-------- Records for processing
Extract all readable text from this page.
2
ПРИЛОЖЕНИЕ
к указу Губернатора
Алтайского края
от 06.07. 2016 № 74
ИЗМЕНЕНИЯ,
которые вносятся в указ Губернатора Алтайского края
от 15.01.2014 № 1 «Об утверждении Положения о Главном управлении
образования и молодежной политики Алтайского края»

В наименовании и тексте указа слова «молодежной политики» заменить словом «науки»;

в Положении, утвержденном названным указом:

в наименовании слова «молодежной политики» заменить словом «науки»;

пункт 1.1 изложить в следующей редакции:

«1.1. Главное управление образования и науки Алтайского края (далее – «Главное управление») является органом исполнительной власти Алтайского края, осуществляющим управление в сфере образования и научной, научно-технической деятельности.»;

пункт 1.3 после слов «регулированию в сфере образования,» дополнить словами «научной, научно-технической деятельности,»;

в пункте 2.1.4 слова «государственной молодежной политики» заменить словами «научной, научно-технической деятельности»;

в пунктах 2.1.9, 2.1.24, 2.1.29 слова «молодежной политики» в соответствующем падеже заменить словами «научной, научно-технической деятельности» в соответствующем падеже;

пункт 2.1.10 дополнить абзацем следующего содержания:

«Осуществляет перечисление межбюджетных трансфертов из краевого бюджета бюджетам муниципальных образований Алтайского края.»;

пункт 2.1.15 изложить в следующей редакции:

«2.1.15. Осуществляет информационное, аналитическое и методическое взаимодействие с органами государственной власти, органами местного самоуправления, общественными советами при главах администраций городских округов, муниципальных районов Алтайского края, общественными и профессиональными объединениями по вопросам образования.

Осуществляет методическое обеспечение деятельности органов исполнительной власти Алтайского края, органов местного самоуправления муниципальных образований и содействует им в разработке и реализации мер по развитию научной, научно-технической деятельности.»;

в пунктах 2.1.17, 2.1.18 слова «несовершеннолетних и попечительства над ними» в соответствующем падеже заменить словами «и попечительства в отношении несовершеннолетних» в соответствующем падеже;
----------------
Lines from the records above that hold "дополнить" are the ones to list.

(Response)
пункт 1.3 после слов «регулированию в сфере образования,» дополнить словами «научной, научно-технической деятельности,»;
пункт 2.1.10 дополнить абзацем следующего содержания:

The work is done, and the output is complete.